_Text provided:_
Sake To Me:
Measuring the Impact of Technology |
by Cate Gable |
Pow! Hundreds of thousand of fertile U.S. acres paved over for interstate
highways and parking. Bam!! Pacific Northwest salmon systems destroyed.
Kaboom!!! Killer bacteria running rampant in hospitals. Kapow!!!! What’s next?
If we had really understood the long-term effects of personal automobiles,
hydroelectric power, and over-use of antibiotics, could we have followed
another path? I’d like to think that at least some of the devastating results
of these ‘improvements’ could have been avoided if we had evaluated these new
technologies and made some decisions about their use in society. But who is
this ‘we’ and how would we make this evaluation?
As we get bolder in our technological hubris, other nightmares may be on the
horizon. We’ve created a genetically-altered primate by inserting DNA from a
green glowing jellyfish. Suppose this strain of monkey grows up to dislike
its Dr. Strangelove creators and begins to harbor some new viruses lethal to
humans? Already pollen from a Monsanto strain of genetically-modified corn
has been proven to kill monarch butterflies, one of many pollinators critical
to crops across the Midwest. So who’s minding the shop? What else is being
created behind closed doors that we don’t need, that no one has asked for,
and that will cost us billions of dollars to repair the effects of in years
to come?
In the 1950s the US Corps of Engineers decided to ‘drain’ the Florida
everglades — an expensive project which damaged that environmental wonder
called the ‘River of Grass.’ Now, fifty years later, we have realized that
an entire ecosystem is more valuable than a few more malls on dry ground, and
we’re trying to repair the environment at ten-fold the original ‘fix-up’ cost.
The other day I was part of the audience for Maxine Heppner and John
Sharpley’s dance and piano performance at the Takara Sake factory in
Berkeley, California. The performance was an inspiring, unsettling,
beautiful, and haunting series of improvisations and set-pieces, punctuated
with sake breaks during which we tasted warm Junmai-shu extra dry sake and
cold Nigori-sake, unfiltered and almost thick.
During one of these breaks I wandered with my sake cup into the Takara Sake
Museum, the only one of its kind in the nation. The room was full of
beautiful wooden and bamboo implements, all handmade — tools for sake-making
in the old style. There were various sizes of barrels and tubs with wooden
slats, hand-fitted, and obviously well used. There were paddles and poles and
scrubbers and sifters — each one with a different name and purpose.
In the corner, like a spectacular sculpture, was a huge Sakafune — literally
a ‘sake boat’ or sake press — probably 25 feet long by four feet tall by four
feet wide. This rectangular wooden press had a huge arm-lever attached by
thick ropes to six, maybe half-ton, rocks lying on a pallet on the floor.
These roughly-rounded stones would be hoisted up, providing the counter
weight to the big sake boat arm that would press the sake from rice mash. The
text accompanying this Sakafune said that the worker in charge was called the
Funagashira or the ‘boat captain.’ The first press of the season is called
Hatsufune, the ‘first boat’ or the ‘first sailing.’ The poet in me was
transformed.

_Questions to answer:_
1. Answer these questions from the essay on technology's impact:
(a) In the 1950s, what did the US Corps of Engineers decide to do?
(b) Which two sakes did the audience taste during the performance breaks?
(c) What is the worker in charge of the Sakafune called?
2. Pick up the essay on technology's impact after its final sentence and carry it forward.

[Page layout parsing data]

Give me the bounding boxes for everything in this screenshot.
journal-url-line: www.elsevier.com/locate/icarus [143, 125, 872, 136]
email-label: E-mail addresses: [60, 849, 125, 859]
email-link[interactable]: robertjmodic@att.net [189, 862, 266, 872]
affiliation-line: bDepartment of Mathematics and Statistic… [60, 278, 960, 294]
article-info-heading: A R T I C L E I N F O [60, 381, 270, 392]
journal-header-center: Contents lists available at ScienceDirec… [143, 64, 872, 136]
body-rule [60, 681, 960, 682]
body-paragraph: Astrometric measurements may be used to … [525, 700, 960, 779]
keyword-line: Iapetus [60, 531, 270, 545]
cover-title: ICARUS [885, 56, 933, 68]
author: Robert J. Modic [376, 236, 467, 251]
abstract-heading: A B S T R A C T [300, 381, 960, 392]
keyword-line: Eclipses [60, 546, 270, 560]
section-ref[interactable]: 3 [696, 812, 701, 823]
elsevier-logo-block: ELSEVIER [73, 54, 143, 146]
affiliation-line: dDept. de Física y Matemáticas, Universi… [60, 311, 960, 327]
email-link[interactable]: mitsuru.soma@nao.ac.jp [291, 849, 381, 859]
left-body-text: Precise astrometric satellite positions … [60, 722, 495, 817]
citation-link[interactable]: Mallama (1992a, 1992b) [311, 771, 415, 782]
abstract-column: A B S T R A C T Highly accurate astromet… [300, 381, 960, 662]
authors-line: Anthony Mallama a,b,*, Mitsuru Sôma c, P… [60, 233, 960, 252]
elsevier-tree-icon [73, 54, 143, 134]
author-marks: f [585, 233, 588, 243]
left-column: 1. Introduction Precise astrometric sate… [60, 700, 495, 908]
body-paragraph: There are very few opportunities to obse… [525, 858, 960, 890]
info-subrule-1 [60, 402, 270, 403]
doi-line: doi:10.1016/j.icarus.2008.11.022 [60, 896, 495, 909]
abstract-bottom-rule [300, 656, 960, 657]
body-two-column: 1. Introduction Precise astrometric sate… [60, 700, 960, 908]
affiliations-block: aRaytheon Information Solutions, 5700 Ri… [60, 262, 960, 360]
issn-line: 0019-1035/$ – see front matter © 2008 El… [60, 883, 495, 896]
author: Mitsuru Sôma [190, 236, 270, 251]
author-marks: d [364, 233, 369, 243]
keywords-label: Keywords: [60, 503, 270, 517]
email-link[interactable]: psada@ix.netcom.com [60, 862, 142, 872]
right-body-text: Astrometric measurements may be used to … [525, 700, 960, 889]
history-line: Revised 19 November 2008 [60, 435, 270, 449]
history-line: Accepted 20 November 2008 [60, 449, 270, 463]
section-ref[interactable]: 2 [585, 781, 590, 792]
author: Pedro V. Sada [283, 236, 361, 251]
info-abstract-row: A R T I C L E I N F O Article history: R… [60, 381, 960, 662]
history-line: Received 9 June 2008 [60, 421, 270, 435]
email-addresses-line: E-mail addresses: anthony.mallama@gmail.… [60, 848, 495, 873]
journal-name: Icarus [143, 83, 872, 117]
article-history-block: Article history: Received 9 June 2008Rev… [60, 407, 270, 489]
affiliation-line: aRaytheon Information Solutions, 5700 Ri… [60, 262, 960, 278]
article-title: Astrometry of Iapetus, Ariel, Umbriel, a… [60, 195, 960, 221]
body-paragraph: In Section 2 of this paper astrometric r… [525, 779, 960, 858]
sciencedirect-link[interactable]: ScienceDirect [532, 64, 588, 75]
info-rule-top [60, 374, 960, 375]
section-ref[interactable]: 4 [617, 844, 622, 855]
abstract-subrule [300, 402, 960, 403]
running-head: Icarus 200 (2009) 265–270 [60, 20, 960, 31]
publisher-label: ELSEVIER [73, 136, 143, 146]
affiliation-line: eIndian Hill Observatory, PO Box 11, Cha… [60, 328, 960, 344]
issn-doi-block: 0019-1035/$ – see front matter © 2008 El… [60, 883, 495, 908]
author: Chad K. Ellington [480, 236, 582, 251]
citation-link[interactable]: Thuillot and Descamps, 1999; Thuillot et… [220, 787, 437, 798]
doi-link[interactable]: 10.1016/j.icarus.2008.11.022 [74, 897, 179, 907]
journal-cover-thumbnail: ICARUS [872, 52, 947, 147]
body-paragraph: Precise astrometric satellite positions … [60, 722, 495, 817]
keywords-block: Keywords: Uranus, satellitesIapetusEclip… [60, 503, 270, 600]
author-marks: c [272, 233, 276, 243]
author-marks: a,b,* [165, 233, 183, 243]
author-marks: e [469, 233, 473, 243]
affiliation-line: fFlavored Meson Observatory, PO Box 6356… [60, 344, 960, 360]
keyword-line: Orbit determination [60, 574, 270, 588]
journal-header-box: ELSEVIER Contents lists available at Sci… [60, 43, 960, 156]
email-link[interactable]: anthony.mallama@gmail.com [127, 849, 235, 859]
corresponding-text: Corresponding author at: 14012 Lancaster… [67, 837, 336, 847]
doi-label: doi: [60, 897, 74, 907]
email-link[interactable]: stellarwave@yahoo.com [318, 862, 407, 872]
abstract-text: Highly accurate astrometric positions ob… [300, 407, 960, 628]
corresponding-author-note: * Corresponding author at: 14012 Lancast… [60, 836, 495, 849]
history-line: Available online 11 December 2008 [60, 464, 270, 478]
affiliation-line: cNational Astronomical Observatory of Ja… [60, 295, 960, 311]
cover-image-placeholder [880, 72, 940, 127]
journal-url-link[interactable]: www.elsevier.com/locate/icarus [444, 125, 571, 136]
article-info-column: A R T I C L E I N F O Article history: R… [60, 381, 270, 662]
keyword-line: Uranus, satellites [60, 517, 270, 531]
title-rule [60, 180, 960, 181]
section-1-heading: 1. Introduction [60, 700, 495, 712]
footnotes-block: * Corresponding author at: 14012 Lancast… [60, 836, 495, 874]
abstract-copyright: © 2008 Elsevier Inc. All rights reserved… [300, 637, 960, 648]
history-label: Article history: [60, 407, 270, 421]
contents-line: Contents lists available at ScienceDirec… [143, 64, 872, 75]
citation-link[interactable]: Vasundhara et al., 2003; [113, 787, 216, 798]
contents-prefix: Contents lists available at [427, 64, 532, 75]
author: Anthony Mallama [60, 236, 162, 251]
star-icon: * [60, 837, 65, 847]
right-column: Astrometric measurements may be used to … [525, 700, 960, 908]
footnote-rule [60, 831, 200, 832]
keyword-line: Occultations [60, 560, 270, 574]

_Exercise responses:_
1.
(a) To drain the Florida everglades.
(b) Warm Junmai-shu extra dry sake and cold Nigori-sake.
(c) The Funagashira, or "boat captain."

2.
On the other side of the museum were pictures of how modern sake is made —
steel machines and storage tanks, lots of dials and lights and read-outs.
Workers in hard hats.
Perhaps sensitized by the dance and music, I paused to wonder, "Is modern
technology an improvement? What is the ultimate impact of this metallic,
calibrated sake-making?" The wooden hand tools were exquisite. The photos of
engineered sake-making paled in comparison.
I decided to explore a bit further and began some research into the matter.
So, follow, if you will, for a short sake-making history.
Sake, or saki, is a high-octane alcoholic beverage—undiluted it has a 20%
alcohol content — made from fermented rice. It was invented in Japan
probably sometime around 300 A.D. which is when it first shows up in written
records. Because of the complexity of its brewing, in the early days it was
generally reserved for royalty or ceremonial occasions.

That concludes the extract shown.